◆ THE PROBLEM: Reproduce the data below in full and exclude every picture.

◆ DATASET EXTRACT:
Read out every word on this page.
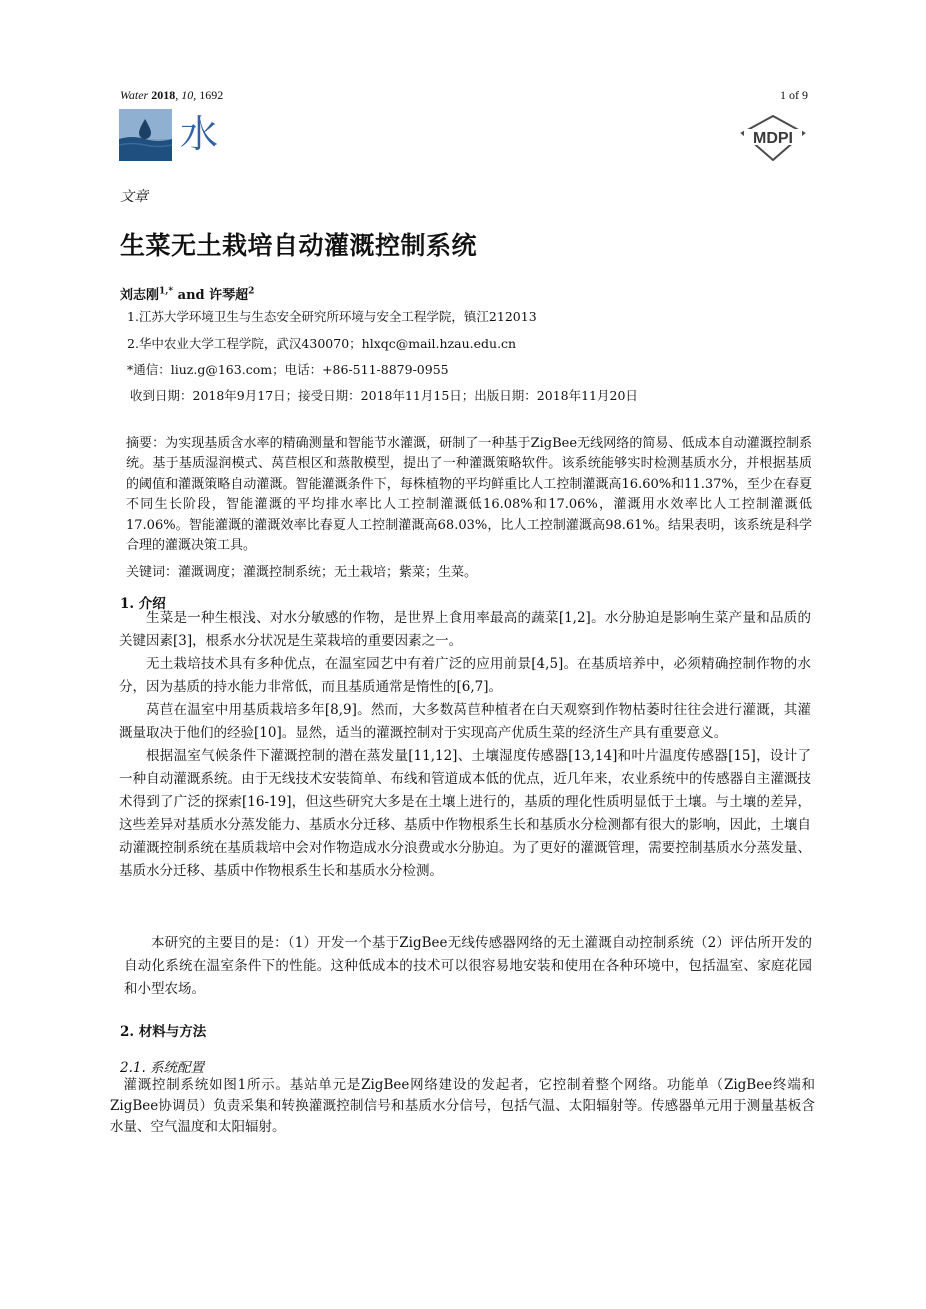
Water 2018, 10, 1692	1 of 9
水	MDPI
文章
生菜无土栽培自动灌溉控制系统
刘志刚$^{1,*}$ and 许琴超$^2$
1.江苏大学环境卫生与生态安全研究所环境与安全工程学院，镇江212013
2.华中农业大学工程学院，武汉430070；hlxqc@mail.hzau.edu.cn
*通信：liuz.g@163.com；电话：+86-511-8879-0955
收到日期：2018年9月17日；接受日期：2018年11月15日；出版日期：2018年11月20日
摘要：为实现基质含水率的精确测量和智能节水灌溉，研制了一种基于ZigBee无线网络的简易、低成本自动灌溉控制系统。基于基质湿润模式、莴苣根区和蒸散模型，提出了一种灌溉策略软件。该系统能够实时检测基质水分，并根据基质的阈值和灌溉策略自动灌溉。智能灌溉条件下，每株植物的平均鲜重比人工控制灌溉高16.60%和11.37%，至少在春夏不同生长阶段，智能灌溉的平均排水率比人工控制灌溉低16.08%和17.06%，灌溉用水效率比人工控制灌溉低17.06%。智能灌溉的灌溉效率比春夏人工控制灌溉高68.03%，比人工控制灌溉高98.61%。结果表明，该系统是科学合理的灌溉决策工具。
关键词：灌溉调度；灌溉控制系统；无土栽培；紫菜；生菜。
1. 介绍

生菜是一种生根浅、对水分敏感的作物，是世界上食用率最高的蔬菜[1,2]。水分胁迫是影响生菜产量和品质的关键因素[3]，根系水分状况是生菜栽培的重要因素之一。

无土栽培技术具有多种优点，在温室园艺中有着广泛的应用前景[4,5]。在基质培养中，必须精确控制作物的水分，因为基质的持水能力非常低，而且基质通常是惰性的[6,7]。

莴苣在温室中用基质栽培多年[8,9]。然而，大多数莴苣种植者在白天观察到作物枯萎时往往会进行灌溉，其灌溉量取决于他们的经验[10]。显然，适当的灌溉控制对于实现高产优质生菜的经济生产具有重要意义。

根据温室气候条件下灌溉控制的潜在蒸发量[11,12]、土壤湿度传感器[13,14]和叶片温度传感器[15]，设计了一种自动灌溉系统。由于无线技术安装简单、布线和管道成本低的优点，近几年来，农业系统中的传感器自主灌溉技术得到了广泛的探索[16-19]，但这些研究大多是在土壤上进行的，基质的理化性质明显低于土壤。与土壤的差异，这些差异对基质水分蒸发能力、基质水分迁移、基质中作物根系生长和基质水分检测都有很大的影响，因此，土壤自动灌溉控制系统在基质栽培中会对作物造成水分浪费或水分胁迫。为了更好的灌溉管理，需要控制基质水分蒸发量、基质水分迁移、基质中作物根系生长和基质水分检测。

本研究的主要目的是：（1）开发一个基于ZigBee无线传感器网络的无土灌溉自动控制系统（2）评估所开发的自动化系统在温室条件下的性能。这种低成本的技术可以很容易地安装和使用在各种环境中，包括温室、家庭花园和小型农场。

2. 材料与方法
2.1. 系统配置

灌溉控制系统如图1所示。基站单元是ZigBee网络建设的发起者，它控制着整个网络。功能单（ZigBee终端和ZigBee协调员）负责采集和转换灌溉控制信号和基质水分信号，包括气温、太阳辐射等。传感器单元用于测量基板含水量、空气温度和太阳辐射。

◆ RESULT:
Read out every word on this page.
Water 2018, 10, 1692	1 of 9
水	MDPI
文章
生菜无土栽培自动灌溉控制系统
刘志刚$^{1,*}$ and 许琴超$^2$
1.江苏大学环境卫生与生态安全研究所环境与安全工程学院，镇江212013
2.华中农业大学工程学院，武汉430070；hlxqc@mail.hzau.edu.cn
*通信：liuz.g@163.com；电话：+86-511-8879-0955
收到日期：2018年9月17日；接受日期：2018年11月15日；出版日期：2018年11月20日
摘要：为实现基质含水率的精确测量和智能节水灌溉，研制了一种基于ZigBee无线网络的简易、低成本自动灌溉控制系统。基于基质湿润模式、莴苣根区和蒸散模型，提出了一种灌溉策略软件。该系统能够实时检测基质水分，并根据基质的阈值和灌溉策略自动灌溉。智能灌溉条件下，每株植物的平均鲜重比人工控制灌溉高16.60%和11.37%，至少在春夏不同生长阶段，智能灌溉的平均排水率比人工控制灌溉低16.08%和17.06%，灌溉用水效率比人工控制灌溉低17.06%。智能灌溉的灌溉效率比春夏人工控制灌溉高68.03%，比人工控制灌溉高98.61%。结果表明，该系统是科学合理的灌溉决策工具。
关键词：灌溉调度；灌溉控制系统；无土栽培；紫菜；生菜。
1. 介绍

生菜是一种生根浅、对水分敏感的作物，是世界上食用率最高的蔬菜[1,2]。水分胁迫是影响生菜产量和品质的关键因素[3]，根系水分状况是生菜栽培的重要因素之一。

无土栽培技术具有多种优点，在温室园艺中有着广泛的应用前景[4,5]。在基质培养中，必须精确控制作物的水分，因为基质的持水能力非常低，而且基质通常是惰性的[6,7]。

莴苣在温室中用基质栽培多年[8,9]。然而，大多数莴苣种植者在白天观察到作物枯萎时往往会进行灌溉，其灌溉量取决于他们的经验[10]。显然，适当的灌溉控制对于实现高产优质生菜的经济生产具有重要意义。

根据温室气候条件下灌溉控制的潜在蒸发量[11,12]、土壤湿度传感器[13,14]和叶片温度传感器[15]，设计了一种自动灌溉系统。由于无线技术安装简单、布线和管道成本低的优点，近几年来，农业系统中的传感器自主灌溉技术得到了广泛的探索[16-19]，但这些研究大多是在土壤上进行的，基质的理化性质明显低于土壤。与土壤的差异，这些差异对基质水分蒸发能力、基质水分迁移、基质中作物根系生长和基质水分检测都有很大的影响，因此，土壤自动灌溉控制系统在基质栽培中会对作物造成水分浪费或水分胁迫。为了更好的灌溉管理，需要控制基质水分蒸发量、基质水分迁移、基质中作物根系生长和基质水分检测。

本研究的主要目的是：（1）开发一个基于ZigBee无线传感器网络的无土灌溉自动控制系统（2）评估所开发的自动化系统在温室条件下的性能。这种低成本的技术可以很容易地安装和使用在各种环境中，包括温室、家庭花园和小型农场。

2. 材料与方法
2.1. 系统配置

灌溉控制系统如图1所示。基站单元是ZigBee网络建设的发起者，它控制着整个网络。功能单（ZigBee终端和ZigBee协调员）负责采集和转换灌溉控制信号和基质水分信号，包括气温、太阳辐射等。传感器单元用于测量基板含水量、空气温度和太阳辐射。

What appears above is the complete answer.